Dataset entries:

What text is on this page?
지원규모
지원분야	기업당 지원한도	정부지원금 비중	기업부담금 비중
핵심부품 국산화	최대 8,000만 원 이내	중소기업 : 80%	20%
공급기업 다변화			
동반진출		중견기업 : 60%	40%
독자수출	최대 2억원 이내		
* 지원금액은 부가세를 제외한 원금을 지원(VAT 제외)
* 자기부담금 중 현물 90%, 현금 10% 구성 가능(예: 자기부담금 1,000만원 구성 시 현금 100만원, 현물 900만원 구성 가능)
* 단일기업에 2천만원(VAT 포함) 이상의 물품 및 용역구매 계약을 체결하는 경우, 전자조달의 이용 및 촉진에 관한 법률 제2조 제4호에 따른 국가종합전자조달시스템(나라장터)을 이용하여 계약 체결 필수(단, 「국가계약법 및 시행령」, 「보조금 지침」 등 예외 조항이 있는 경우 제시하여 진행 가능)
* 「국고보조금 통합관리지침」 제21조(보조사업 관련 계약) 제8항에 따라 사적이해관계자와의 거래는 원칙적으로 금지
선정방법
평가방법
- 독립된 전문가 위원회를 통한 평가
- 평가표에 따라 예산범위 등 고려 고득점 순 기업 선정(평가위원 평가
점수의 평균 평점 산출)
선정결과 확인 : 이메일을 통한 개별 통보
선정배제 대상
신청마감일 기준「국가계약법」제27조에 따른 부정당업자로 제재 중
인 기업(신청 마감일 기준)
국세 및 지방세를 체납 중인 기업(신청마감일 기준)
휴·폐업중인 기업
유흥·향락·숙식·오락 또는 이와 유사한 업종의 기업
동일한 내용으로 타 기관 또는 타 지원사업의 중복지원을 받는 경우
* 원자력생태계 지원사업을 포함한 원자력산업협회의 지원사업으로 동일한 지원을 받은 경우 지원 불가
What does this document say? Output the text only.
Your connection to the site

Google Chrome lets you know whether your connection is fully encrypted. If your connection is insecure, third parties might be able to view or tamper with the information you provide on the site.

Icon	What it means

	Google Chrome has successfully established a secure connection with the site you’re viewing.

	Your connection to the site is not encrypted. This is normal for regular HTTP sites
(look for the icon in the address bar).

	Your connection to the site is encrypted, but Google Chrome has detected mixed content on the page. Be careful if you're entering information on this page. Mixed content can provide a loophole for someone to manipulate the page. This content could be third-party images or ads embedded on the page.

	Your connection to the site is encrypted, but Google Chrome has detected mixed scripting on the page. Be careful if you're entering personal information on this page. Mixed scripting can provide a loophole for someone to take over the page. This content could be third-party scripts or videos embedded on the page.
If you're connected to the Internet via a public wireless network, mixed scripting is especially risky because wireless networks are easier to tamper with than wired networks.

** The request **
Retype only the lines running from the line with "What does this" to the end of the listing, including both of those lines.

** Exercise answer **
What does this document say? Output the text only.
Your connection to the site

Google Chrome lets you know whether your connection is fully encrypted. If your connection is insecure, third parties might be able to view or tamper with the information you provide on the site.

Icon	What it means

	Google Chrome has successfully established a secure connection with the site you’re viewing.

	Your connection to the site is not encrypted. This is normal for regular HTTP sites
(look for the icon in the address bar).

	Your connection to the site is encrypted, but Google Chrome has detected mixed content on the page. Be careful if you're entering information on this page. Mixed content can provide a loophole for someone to manipulate the page. This content could be third-party images or ads embedded on the page.

	Your connection to the site is encrypted, but Google Chrome has detected mixed scripting on the page. Be careful if you're entering personal information on this page. Mixed scripting can provide a loophole for someone to take over the page. This content could be third-party scripts or videos embedded on the page.
If you're connected to the Internet via a public wireless network, mixed scripting is especially risky because wireless networks are easier to tamper with than wired networks.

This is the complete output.